━━ Recorded data

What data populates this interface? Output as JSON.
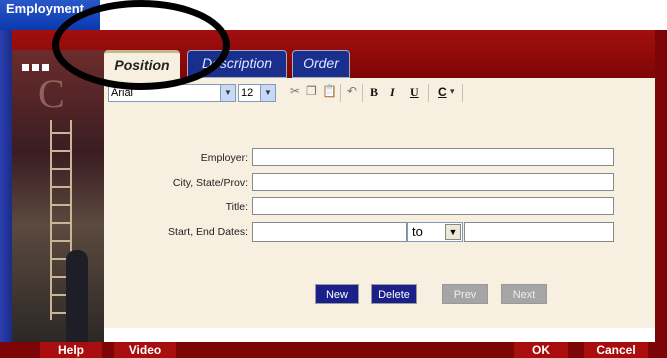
{
  "window": {
    "title": "Employment"
  },
  "tabs": [
    {
      "label": "Position"
    },
    {
      "label": "Description"
    },
    {
      "label": "Order"
    }
  ],
  "toolbar": {
    "font": "Arial",
    "size": "12",
    "bold": "B",
    "italic": "I",
    "underline": "U",
    "color": "C"
  },
  "form": {
    "employer_label": "Employer:",
    "city_label": "City, State/Prov:",
    "title_label": "Title:",
    "dates_label": "Start, End Dates:",
    "to_value": "to"
  },
  "actions": {
    "new": "New",
    "delete": "Delete",
    "prev": "Prev",
    "next": "Next"
  },
  "footer": {
    "help": "Help",
    "video": "Video",
    "ok": "OK",
    "cancel": "Cancel"
  },
  "colors": {
    "frame_red": "#7d0505",
    "tab_blue": "#1a2e8e",
    "content_bg": "#f7efe0",
    "button_navy": "#1b1f8a"
  }
}
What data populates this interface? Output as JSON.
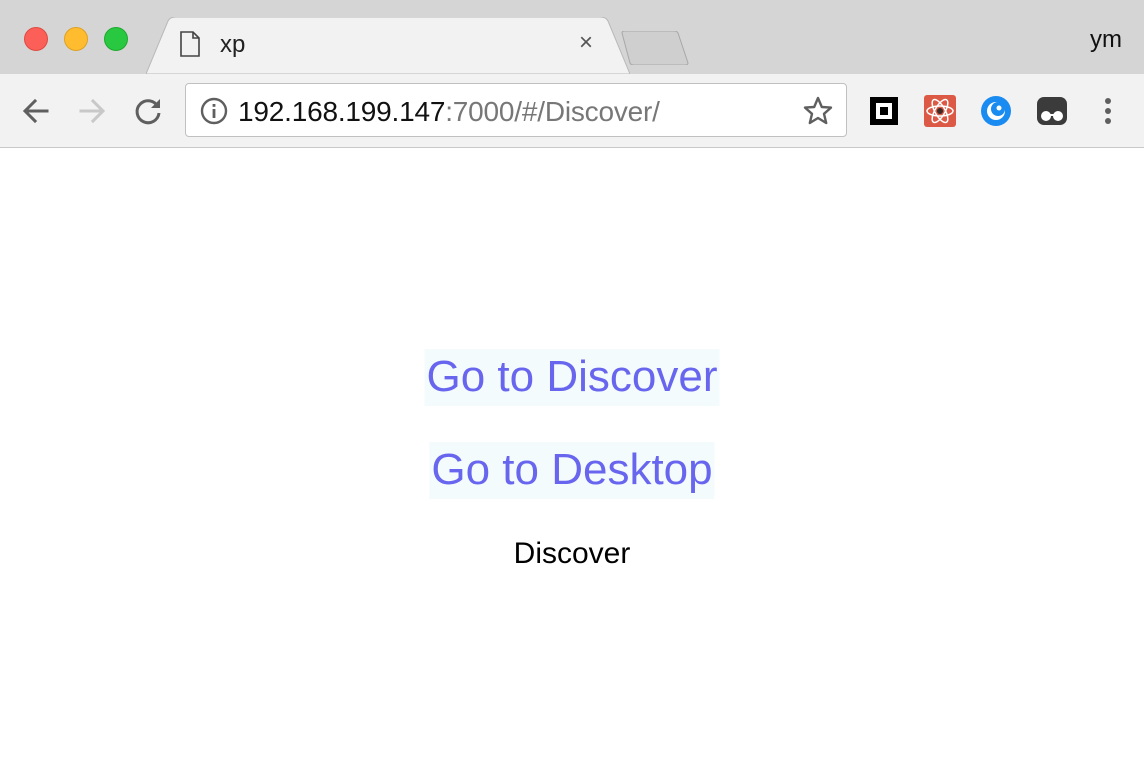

━━━━

What is asked:
Leaving aside the images, write out the entries above word for word.

The solution:
What data populates this interface? Output as JSON.
{
  "window": {
    "title": "Employment"
  },
  "tabs": [
    {
      "label": "Position"
    },
    {
      "label": "Description"
    },
    {
      "label": "Order"
    }
  ],
  "toolbar": {
    "font": "Arial",
    "size": "12",
    "bold": "B",
    "italic": "I",
    "underline": "U",
    "color": "C"
  },
  "form": {
    "employer_label": "Employer:",
    "city_label": "City, State/Prov:",
    "title_label": "Title:",
    "dates_label": "Start, End Dates:",
    "to_value": "to"
  },
  "actions": {
    "new": "New",
    "delete": "Delete",
    "prev": "Prev",
    "next": "Next"
  },
  "footer": {
    "help": "Help",
    "video": "Video",
    "ok": "OK",
    "cancel": "Cancel"
  },
  "colors": {
    "frame_red": "#7d0505",
    "tab_blue": "#1a2e8e",
    "content_bg": "#f7efe0",
    "button_navy": "#1b1f8a"
  }
}
What data populates this interface? Output as JSON.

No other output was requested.